> **Work to complete**: Every entry must be echoed exactly.

[Collected data entries]
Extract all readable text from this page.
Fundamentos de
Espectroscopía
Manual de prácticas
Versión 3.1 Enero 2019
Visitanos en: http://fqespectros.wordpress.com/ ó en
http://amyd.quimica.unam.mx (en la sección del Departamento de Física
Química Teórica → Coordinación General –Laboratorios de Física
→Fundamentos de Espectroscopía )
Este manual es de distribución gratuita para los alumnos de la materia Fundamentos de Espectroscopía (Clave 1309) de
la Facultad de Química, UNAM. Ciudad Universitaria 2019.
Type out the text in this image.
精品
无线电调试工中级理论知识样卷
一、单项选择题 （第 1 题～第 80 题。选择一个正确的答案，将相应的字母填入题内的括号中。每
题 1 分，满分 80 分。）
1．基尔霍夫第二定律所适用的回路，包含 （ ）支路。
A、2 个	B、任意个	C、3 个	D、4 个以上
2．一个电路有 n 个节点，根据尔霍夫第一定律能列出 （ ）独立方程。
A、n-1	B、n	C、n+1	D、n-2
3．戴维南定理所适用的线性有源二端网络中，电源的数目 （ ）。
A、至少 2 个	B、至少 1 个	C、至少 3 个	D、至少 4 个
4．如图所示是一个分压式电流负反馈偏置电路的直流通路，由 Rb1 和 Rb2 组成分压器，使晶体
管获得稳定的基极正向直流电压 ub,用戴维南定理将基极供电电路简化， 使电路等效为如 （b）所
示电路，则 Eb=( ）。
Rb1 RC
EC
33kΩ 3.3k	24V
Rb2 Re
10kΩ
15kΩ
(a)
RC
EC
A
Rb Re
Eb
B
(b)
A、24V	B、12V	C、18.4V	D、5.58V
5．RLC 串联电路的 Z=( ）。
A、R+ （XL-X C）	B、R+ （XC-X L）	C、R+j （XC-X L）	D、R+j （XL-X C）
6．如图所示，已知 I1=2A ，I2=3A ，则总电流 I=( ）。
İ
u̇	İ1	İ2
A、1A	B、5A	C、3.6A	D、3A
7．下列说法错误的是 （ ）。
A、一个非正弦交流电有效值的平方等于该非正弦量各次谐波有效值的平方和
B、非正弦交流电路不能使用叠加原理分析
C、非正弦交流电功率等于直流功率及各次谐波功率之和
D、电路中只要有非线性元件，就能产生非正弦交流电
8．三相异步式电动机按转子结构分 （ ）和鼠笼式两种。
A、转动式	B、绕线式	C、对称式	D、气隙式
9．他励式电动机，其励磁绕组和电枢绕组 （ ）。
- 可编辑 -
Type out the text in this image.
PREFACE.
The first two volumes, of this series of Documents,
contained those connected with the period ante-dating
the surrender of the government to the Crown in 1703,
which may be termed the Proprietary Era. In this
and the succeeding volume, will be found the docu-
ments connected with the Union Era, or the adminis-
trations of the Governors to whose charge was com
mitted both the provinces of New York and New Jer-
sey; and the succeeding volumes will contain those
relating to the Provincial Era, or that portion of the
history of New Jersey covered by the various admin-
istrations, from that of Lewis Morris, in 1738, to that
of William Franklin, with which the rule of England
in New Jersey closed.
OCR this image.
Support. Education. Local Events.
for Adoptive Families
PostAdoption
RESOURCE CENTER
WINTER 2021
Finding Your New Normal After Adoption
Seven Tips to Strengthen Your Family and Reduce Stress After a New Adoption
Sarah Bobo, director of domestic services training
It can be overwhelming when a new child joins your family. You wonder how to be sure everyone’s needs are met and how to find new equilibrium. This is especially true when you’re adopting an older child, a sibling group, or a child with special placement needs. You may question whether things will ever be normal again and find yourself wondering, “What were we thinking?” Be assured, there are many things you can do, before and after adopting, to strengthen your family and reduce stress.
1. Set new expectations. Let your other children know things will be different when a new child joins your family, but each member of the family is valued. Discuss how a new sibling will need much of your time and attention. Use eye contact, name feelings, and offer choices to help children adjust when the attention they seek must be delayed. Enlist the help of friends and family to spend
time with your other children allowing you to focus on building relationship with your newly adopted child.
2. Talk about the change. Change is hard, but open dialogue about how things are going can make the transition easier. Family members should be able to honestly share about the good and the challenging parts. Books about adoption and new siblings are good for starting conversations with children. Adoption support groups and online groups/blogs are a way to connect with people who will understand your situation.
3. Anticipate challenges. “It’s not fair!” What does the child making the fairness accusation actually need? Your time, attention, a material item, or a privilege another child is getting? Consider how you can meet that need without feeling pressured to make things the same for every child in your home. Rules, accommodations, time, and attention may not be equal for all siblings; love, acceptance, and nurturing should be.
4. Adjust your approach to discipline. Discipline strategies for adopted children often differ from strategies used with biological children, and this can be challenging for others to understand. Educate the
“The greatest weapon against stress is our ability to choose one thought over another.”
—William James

> **Result for this exercise**:
Extract all readable text from this page.
Fundamentos de
Espectroscopía
Manual de prácticas
Versión 3.1 Enero 2019
Visitanos en: http://fqespectros.wordpress.com/ ó en
http://amyd.quimica.unam.mx (en la sección del Departamento de Física
Química Teórica → Coordinación General –Laboratorios de Física
→Fundamentos de Espectroscopía )
Este manual es de distribución gratuita para los alumnos de la materia Fundamentos de Espectroscopía (Clave 1309) de
la Facultad de Química, UNAM. Ciudad Universitaria 2019.
Type out the text in this image.
精品
无线电调试工中级理论知识样卷
一、单项选择题 （第 1 题～第 80 题。选择一个正确的答案，将相应的字母填入题内的括号中。每
题 1 分，满分 80 分。）
1．基尔霍夫第二定律所适用的回路，包含 （ ）支路。
A、2 个	B、任意个	C、3 个	D、4 个以上
2．一个电路有 n 个节点，根据尔霍夫第一定律能列出 （ ）独立方程。
A、n-1	B、n	C、n+1	D、n-2
3．戴维南定理所适用的线性有源二端网络中，电源的数目 （ ）。
A、至少 2 个	B、至少 1 个	C、至少 3 个	D、至少 4 个
4．如图所示是一个分压式电流负反馈偏置电路的直流通路，由 Rb1 和 Rb2 组成分压器，使晶体
管获得稳定的基极正向直流电压 ub,用戴维南定理将基极供电电路简化， 使电路等效为如 （b）所
示电路，则 Eb=( ）。
Rb1 RC
EC
33kΩ 3.3k	24V
Rb2 Re
10kΩ
15kΩ
(a)
RC
EC
A
Rb Re
Eb
B
(b)
A、24V	B、12V	C、18.4V	D、5.58V
5．RLC 串联电路的 Z=( ）。
A、R+ （XL-X C）	B、R+ （XC-X L）	C、R+j （XC-X L）	D、R+j （XL-X C）
6．如图所示，已知 I1=2A ，I2=3A ，则总电流 I=( ）。
İ
u̇	İ1	İ2
A、1A	B、5A	C、3.6A	D、3A
7．下列说法错误的是 （ ）。
A、一个非正弦交流电有效值的平方等于该非正弦量各次谐波有效值的平方和
B、非正弦交流电路不能使用叠加原理分析
C、非正弦交流电功率等于直流功率及各次谐波功率之和
D、电路中只要有非线性元件，就能产生非正弦交流电
8．三相异步式电动机按转子结构分 （ ）和鼠笼式两种。
A、转动式	B、绕线式	C、对称式	D、气隙式
9．他励式电动机，其励磁绕组和电枢绕组 （ ）。
- 可编辑 -
Type out the text in this image.
PREFACE.
The first two volumes, of this series of Documents,
contained those connected with the period ante-dating
the surrender of the government to the Crown in 1703,
which may be termed the Proprietary Era. In this
and the succeeding volume, will be found the docu-
ments connected with the Union Era, or the adminis-
trations of the Governors to whose charge was com
mitted both the provinces of New York and New Jer-
sey; and the succeeding volumes will contain those
relating to the Provincial Era, or that portion of the
history of New Jersey covered by the various admin-
istrations, from that of Lewis Morris, in 1738, to that
of William Franklin, with which the rule of England
in New Jersey closed.
OCR this image.
Support. Education. Local Events.
for Adoptive Families
PostAdoption
RESOURCE CENTER
WINTER 2021
Finding Your New Normal After Adoption
Seven Tips to Strengthen Your Family and Reduce Stress After a New Adoption
Sarah Bobo, director of domestic services training
It can be overwhelming when a new child joins your family. You wonder how to be sure everyone’s needs are met and how to find new equilibrium. This is especially true when you’re adopting an older child, a sibling group, or a child with special placement needs. You may question whether things will ever be normal again and find yourself wondering, “What were we thinking?” Be assured, there are many things you can do, before and after adopting, to strengthen your family and reduce stress.
1. Set new expectations. Let your other children know things will be different when a new child joins your family, but each member of the family is valued. Discuss how a new sibling will need much of your time and attention. Use eye contact, name feelings, and offer choices to help children adjust when the attention they seek must be delayed. Enlist the help of friends and family to spend
time with your other children allowing you to focus on building relationship with your newly adopted child.
2. Talk about the change. Change is hard, but open dialogue about how things are going can make the transition easier. Family members should be able to honestly share about the good and the challenging parts. Books about adoption and new siblings are good for starting conversations with children. Adoption support groups and online groups/blogs are a way to connect with people who will understand your situation.
3. Anticipate challenges. “It’s not fair!” What does the child making the fairness accusation actually need? Your time, attention, a material item, or a privilege another child is getting? Consider how you can meet that need without feeling pressured to make things the same for every child in your home. Rules, accommodations, time, and attention may not be equal for all siblings; love, acceptance, and nurturing should be.
4. Adjust your approach to discipline. Discipline strategies for adopted children often differ from strategies used with biological children, and this can be challenging for others to understand. Educate the
“The greatest weapon against stress is our ability to choose one thought over another.”
—William James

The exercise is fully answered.